Return, without any change, the lines of the records from the first line up to and including the line that contains "note-cell: 2 <box>82 424 93 465</box>".

=== Raw data ===

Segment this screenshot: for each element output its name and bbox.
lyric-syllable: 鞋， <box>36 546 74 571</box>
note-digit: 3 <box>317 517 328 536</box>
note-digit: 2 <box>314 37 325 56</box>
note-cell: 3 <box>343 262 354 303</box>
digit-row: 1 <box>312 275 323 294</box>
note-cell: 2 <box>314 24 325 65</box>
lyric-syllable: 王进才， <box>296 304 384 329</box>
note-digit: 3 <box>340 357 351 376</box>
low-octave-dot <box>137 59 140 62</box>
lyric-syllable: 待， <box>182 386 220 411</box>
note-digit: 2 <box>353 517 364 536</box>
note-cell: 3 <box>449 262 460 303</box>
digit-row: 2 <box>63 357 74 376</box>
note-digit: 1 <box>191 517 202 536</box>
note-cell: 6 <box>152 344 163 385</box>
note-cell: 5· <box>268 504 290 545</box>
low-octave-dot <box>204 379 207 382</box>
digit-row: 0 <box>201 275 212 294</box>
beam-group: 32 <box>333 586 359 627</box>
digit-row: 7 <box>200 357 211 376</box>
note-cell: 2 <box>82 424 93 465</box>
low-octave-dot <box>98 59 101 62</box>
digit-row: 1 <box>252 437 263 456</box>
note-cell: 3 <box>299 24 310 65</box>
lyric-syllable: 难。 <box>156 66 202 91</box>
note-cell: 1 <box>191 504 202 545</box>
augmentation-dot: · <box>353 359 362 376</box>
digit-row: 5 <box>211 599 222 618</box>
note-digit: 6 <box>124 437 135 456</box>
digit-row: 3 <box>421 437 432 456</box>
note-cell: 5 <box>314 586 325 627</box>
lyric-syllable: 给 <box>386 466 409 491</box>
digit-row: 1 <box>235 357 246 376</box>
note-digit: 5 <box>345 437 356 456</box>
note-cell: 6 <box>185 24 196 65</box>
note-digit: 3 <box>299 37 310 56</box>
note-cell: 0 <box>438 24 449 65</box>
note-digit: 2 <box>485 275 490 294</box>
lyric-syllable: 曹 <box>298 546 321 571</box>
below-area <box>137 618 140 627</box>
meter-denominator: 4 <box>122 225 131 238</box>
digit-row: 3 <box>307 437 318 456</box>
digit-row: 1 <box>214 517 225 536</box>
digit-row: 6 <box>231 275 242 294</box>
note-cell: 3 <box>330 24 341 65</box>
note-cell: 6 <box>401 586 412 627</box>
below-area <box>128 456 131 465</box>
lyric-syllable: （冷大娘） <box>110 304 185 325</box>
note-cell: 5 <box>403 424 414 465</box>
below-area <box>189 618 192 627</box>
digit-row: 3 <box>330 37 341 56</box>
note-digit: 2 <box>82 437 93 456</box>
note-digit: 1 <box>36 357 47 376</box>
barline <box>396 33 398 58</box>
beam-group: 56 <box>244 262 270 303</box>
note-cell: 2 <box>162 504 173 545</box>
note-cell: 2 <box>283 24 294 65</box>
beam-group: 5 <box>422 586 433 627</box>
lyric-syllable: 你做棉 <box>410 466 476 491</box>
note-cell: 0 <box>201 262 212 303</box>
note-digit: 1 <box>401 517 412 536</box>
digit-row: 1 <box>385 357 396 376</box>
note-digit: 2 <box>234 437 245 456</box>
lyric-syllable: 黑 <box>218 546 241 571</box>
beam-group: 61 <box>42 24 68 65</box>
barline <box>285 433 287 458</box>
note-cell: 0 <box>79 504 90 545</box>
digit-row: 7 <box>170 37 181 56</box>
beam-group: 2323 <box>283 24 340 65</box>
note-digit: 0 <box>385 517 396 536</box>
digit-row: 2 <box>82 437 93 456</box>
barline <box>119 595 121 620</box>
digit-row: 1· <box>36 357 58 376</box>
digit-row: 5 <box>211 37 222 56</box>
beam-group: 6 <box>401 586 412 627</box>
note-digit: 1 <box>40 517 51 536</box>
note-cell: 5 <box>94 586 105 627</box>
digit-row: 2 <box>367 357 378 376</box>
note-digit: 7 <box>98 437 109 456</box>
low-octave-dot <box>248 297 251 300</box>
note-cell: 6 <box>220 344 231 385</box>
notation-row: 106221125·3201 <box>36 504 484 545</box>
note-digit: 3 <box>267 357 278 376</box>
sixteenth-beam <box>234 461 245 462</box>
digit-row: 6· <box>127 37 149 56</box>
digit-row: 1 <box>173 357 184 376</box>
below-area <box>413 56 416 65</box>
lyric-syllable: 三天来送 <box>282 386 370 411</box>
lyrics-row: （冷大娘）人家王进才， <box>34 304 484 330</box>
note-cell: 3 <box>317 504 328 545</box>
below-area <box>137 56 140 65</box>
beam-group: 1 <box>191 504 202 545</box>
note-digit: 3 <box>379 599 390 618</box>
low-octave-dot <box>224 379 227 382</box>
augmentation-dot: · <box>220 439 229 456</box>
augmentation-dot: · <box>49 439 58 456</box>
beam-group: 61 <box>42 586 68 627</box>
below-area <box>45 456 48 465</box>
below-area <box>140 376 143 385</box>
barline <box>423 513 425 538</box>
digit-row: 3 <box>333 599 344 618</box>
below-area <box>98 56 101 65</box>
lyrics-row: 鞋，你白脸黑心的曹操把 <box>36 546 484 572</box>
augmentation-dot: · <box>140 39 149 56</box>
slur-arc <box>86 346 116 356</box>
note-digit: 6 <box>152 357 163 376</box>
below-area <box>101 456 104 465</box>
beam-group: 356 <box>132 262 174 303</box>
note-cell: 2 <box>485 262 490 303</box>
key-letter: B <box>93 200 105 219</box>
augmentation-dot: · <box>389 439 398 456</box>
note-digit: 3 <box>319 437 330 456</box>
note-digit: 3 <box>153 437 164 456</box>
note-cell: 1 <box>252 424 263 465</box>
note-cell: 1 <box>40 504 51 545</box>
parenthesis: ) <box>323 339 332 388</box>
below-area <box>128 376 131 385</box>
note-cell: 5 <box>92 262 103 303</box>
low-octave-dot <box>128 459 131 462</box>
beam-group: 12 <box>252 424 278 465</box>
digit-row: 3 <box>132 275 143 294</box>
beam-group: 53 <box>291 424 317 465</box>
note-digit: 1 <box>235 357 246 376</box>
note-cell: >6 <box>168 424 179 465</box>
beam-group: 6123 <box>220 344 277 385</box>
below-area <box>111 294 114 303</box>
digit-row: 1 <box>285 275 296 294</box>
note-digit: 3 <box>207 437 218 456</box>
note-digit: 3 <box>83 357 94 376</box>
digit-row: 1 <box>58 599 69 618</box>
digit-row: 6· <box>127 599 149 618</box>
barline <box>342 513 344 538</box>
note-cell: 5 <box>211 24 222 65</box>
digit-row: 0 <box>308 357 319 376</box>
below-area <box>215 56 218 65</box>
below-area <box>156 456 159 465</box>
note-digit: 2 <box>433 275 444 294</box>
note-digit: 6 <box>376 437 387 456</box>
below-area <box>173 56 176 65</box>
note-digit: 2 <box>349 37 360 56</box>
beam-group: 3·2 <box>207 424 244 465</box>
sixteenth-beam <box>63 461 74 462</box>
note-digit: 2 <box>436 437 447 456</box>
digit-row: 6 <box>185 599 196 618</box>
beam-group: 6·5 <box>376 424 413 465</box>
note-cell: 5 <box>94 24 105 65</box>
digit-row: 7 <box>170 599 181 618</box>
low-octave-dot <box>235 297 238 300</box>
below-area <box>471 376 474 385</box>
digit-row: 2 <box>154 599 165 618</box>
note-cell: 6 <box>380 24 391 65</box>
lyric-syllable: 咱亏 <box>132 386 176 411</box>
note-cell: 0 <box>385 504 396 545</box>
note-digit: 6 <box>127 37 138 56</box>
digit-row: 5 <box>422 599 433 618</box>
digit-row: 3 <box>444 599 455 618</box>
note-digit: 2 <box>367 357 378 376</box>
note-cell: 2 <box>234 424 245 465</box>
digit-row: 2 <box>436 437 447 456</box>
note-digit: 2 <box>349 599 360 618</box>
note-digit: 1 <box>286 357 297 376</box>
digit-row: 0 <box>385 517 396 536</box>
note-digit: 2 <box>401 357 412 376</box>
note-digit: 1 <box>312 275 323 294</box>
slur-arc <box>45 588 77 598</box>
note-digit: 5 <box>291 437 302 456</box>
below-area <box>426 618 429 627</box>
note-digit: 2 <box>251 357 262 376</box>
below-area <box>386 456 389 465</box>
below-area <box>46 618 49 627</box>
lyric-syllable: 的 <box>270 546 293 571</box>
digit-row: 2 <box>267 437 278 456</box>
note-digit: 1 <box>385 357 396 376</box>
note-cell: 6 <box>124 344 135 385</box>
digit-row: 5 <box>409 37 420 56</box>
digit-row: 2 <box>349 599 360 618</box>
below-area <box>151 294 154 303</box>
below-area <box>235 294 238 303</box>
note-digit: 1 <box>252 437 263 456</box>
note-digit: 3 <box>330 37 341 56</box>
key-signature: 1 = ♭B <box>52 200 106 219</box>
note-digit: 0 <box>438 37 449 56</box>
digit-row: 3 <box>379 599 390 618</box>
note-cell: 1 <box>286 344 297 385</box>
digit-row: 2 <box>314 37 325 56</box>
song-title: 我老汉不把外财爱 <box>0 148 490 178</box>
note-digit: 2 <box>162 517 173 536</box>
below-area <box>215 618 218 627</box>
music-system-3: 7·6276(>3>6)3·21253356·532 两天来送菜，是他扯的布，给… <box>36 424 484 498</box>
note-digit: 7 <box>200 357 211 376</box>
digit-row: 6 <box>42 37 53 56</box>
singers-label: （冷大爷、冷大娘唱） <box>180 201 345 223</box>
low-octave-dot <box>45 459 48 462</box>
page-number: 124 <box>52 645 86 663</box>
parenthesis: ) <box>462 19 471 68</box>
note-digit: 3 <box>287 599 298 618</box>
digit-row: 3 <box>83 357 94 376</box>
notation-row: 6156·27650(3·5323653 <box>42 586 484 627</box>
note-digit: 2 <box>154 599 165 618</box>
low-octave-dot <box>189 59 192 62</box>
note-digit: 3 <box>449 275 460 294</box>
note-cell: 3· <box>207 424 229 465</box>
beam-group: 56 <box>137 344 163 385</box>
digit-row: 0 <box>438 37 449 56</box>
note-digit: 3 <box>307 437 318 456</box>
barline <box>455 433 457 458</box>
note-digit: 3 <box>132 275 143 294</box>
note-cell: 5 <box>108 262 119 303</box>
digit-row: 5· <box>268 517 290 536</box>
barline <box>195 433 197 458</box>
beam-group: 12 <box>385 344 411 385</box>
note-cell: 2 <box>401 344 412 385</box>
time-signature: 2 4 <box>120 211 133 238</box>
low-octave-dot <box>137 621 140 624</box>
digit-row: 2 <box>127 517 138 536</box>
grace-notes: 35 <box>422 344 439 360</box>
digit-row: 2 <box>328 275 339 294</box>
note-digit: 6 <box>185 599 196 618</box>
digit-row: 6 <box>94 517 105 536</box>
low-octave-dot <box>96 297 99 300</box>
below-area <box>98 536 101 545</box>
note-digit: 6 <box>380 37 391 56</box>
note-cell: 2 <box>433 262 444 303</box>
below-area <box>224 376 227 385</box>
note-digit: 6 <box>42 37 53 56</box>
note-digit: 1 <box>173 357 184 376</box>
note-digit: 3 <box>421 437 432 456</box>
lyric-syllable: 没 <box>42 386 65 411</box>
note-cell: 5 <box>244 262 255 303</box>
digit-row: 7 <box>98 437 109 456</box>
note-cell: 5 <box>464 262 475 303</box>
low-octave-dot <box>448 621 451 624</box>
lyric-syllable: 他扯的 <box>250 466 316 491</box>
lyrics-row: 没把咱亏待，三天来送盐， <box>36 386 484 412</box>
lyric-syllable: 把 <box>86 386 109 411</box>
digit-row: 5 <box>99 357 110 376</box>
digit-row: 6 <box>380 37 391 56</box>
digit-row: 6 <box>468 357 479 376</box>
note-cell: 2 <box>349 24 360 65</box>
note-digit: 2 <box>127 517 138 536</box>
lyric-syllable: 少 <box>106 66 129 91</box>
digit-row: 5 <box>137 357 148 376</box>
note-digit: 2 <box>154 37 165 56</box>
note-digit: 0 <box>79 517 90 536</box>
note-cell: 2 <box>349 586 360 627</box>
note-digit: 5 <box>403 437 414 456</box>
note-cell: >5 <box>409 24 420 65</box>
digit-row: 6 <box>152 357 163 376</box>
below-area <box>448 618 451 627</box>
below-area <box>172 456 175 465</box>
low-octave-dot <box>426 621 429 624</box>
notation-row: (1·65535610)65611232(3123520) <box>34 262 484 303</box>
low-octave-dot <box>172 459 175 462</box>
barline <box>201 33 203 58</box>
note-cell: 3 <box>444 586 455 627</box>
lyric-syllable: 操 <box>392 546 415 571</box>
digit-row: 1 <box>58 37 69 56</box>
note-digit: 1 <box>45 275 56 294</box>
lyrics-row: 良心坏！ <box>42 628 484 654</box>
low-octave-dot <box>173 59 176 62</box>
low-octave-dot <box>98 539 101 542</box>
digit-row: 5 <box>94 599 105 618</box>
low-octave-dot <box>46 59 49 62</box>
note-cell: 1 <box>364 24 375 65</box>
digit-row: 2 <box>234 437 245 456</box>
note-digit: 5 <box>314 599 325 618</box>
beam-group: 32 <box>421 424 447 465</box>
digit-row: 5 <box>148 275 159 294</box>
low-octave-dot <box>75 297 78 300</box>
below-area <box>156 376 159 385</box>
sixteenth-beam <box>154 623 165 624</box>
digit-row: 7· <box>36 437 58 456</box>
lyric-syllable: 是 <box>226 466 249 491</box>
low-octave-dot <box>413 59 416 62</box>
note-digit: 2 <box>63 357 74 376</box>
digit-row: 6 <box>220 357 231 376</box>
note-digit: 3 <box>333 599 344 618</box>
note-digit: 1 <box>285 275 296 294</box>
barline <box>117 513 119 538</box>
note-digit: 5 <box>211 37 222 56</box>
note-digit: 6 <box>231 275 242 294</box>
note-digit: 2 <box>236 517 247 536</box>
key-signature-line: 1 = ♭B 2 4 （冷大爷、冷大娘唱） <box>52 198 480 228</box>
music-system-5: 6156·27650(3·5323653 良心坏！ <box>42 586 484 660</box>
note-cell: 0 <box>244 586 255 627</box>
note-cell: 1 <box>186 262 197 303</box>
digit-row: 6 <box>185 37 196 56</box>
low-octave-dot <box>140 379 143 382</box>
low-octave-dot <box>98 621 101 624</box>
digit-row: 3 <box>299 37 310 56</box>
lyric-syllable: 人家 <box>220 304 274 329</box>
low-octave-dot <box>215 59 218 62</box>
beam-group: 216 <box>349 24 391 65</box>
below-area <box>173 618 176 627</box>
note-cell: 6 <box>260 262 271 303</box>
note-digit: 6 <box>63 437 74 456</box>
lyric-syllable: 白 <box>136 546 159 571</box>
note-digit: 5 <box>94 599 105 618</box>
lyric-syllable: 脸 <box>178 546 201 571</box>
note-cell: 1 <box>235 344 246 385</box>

===

### The solution
Segment this screenshot: for each element output its name and bbox.
lyric-syllable: 鞋， <box>36 546 74 571</box>
note-digit: 3 <box>317 517 328 536</box>
note-digit: 2 <box>314 37 325 56</box>
note-cell: 3 <box>343 262 354 303</box>
digit-row: 1 <box>312 275 323 294</box>
note-cell: 2 <box>314 24 325 65</box>
lyric-syllable: 王进才， <box>296 304 384 329</box>
note-digit: 3 <box>340 357 351 376</box>
low-octave-dot <box>137 59 140 62</box>
lyric-syllable: 待， <box>182 386 220 411</box>
note-digit: 2 <box>353 517 364 536</box>
note-cell: 3 <box>449 262 460 303</box>
digit-row: 2 <box>63 357 74 376</box>
note-digit: 1 <box>191 517 202 536</box>
note-cell: 6 <box>152 344 163 385</box>
note-cell: 5· <box>268 504 290 545</box>
low-octave-dot <box>204 379 207 382</box>
digit-row: 0 <box>201 275 212 294</box>
beam-group: 32 <box>333 586 359 627</box>
digit-row: 7 <box>200 357 211 376</box>
note-cell: 2 <box>82 424 93 465</box>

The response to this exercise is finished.